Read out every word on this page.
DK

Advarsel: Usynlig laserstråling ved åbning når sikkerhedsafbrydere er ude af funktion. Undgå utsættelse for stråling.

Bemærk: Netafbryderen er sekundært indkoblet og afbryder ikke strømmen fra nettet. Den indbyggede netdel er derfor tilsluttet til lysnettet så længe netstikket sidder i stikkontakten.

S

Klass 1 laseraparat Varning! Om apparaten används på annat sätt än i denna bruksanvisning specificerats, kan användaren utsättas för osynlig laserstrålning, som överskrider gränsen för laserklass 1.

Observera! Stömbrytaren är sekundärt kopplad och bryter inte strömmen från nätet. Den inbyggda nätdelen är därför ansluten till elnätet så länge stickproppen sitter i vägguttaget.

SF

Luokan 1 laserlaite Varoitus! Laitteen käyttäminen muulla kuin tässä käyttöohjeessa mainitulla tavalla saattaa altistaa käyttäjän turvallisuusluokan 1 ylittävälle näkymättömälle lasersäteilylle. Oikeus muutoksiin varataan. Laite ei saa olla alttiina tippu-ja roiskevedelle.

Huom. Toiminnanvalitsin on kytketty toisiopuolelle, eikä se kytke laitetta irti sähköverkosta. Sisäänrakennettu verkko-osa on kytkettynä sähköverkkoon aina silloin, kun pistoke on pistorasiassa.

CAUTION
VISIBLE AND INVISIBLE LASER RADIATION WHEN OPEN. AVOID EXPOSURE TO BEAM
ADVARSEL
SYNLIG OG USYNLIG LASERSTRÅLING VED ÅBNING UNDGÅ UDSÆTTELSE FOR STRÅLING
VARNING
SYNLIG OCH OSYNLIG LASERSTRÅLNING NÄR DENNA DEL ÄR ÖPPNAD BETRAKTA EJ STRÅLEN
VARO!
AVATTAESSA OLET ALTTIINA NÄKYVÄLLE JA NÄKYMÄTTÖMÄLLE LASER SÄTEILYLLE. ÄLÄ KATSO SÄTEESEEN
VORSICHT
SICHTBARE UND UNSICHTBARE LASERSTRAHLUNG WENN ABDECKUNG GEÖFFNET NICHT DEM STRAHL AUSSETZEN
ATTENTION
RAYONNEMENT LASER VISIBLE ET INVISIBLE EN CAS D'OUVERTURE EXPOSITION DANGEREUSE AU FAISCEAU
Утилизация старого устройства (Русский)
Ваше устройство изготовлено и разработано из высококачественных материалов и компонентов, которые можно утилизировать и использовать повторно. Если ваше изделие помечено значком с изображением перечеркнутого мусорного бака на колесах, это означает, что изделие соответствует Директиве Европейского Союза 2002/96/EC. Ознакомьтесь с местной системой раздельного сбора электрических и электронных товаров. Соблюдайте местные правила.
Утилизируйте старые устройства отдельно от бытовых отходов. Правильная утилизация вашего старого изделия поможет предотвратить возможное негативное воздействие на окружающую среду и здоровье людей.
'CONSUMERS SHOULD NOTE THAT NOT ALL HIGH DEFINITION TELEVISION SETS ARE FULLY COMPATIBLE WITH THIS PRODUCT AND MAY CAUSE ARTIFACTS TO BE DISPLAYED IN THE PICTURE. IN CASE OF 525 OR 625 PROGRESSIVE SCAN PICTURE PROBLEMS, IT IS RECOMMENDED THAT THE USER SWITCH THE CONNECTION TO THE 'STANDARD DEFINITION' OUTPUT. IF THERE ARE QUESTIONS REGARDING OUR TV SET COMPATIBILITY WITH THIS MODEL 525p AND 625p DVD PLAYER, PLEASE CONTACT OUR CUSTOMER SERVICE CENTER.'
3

_The task:_
All of the records must be repeated exactly.

_Complete response:_
Read out every word on this page.
DK

Advarsel: Usynlig laserstråling ved åbning når sikkerhedsafbrydere er ude af funktion. Undgå utsættelse for stråling.

Bemærk: Netafbryderen er sekundært indkoblet og afbryder ikke strømmen fra nettet. Den indbyggede netdel er derfor tilsluttet til lysnettet så længe netstikket sidder i stikkontakten.

S

Klass 1 laseraparat Varning! Om apparaten används på annat sätt än i denna bruksanvisning specificerats, kan användaren utsättas för osynlig laserstrålning, som överskrider gränsen för laserklass 1.

Observera! Stömbrytaren är sekundärt kopplad och bryter inte strömmen från nätet. Den inbyggda nätdelen är därför ansluten till elnätet så länge stickproppen sitter i vägguttaget.

SF

Luokan 1 laserlaite Varoitus! Laitteen käyttäminen muulla kuin tässä käyttöohjeessa mainitulla tavalla saattaa altistaa käyttäjän turvallisuusluokan 1 ylittävälle näkymättömälle lasersäteilylle. Oikeus muutoksiin varataan. Laite ei saa olla alttiina tippu-ja roiskevedelle.

Huom. Toiminnanvalitsin on kytketty toisiopuolelle, eikä se kytke laitetta irti sähköverkosta. Sisäänrakennettu verkko-osa on kytkettynä sähköverkkoon aina silloin, kun pistoke on pistorasiassa.

CAUTION
VISIBLE AND INVISIBLE LASER RADIATION WHEN OPEN. AVOID EXPOSURE TO BEAM
ADVARSEL
SYNLIG OG USYNLIG LASERSTRÅLING VED ÅBNING UNDGÅ UDSÆTTELSE FOR STRÅLING
VARNING
SYNLIG OCH OSYNLIG LASERSTRÅLNING NÄR DENNA DEL ÄR ÖPPNAD BETRAKTA EJ STRÅLEN
VARO!
AVATTAESSA OLET ALTTIINA NÄKYVÄLLE JA NÄKYMÄTTÖMÄLLE LASER SÄTEILYLLE. ÄLÄ KATSO SÄTEESEEN
VORSICHT
SICHTBARE UND UNSICHTBARE LASERSTRAHLUNG WENN ABDECKUNG GEÖFFNET NICHT DEM STRAHL AUSSETZEN
ATTENTION
RAYONNEMENT LASER VISIBLE ET INVISIBLE EN CAS D'OUVERTURE EXPOSITION DANGEREUSE AU FAISCEAU
Утилизация старого устройства (Русский)
Ваше устройство изготовлено и разработано из высококачественных материалов и компонентов, которые можно утилизировать и использовать повторно. Если ваше изделие помечено значком с изображением перечеркнутого мусорного бака на колесах, это означает, что изделие соответствует Директиве Европейского Союза 2002/96/EC. Ознакомьтесь с местной системой раздельного сбора электрических и электронных товаров. Соблюдайте местные правила.
Утилизируйте старые устройства отдельно от бытовых отходов. Правильная утилизация вашего старого изделия поможет предотвратить возможное негативное воздействие на окружающую среду и здоровье людей.
'CONSUMERS SHOULD NOTE THAT NOT ALL HIGH DEFINITION TELEVISION SETS ARE FULLY COMPATIBLE WITH THIS PRODUCT AND MAY CAUSE ARTIFACTS TO BE DISPLAYED IN THE PICTURE. IN CASE OF 525 OR 625 PROGRESSIVE SCAN PICTURE PROBLEMS, IT IS RECOMMENDED THAT THE USER SWITCH THE CONNECTION TO THE 'STANDARD DEFINITION' OUTPUT. IF THERE ARE QUESTIONS REGARDING OUR TV SET COMPATIBILITY WITH THIS MODEL 525p AND 625p DVD PLAYER, PLEASE CONTACT OUR CUSTOMER SERVICE CENTER.'
3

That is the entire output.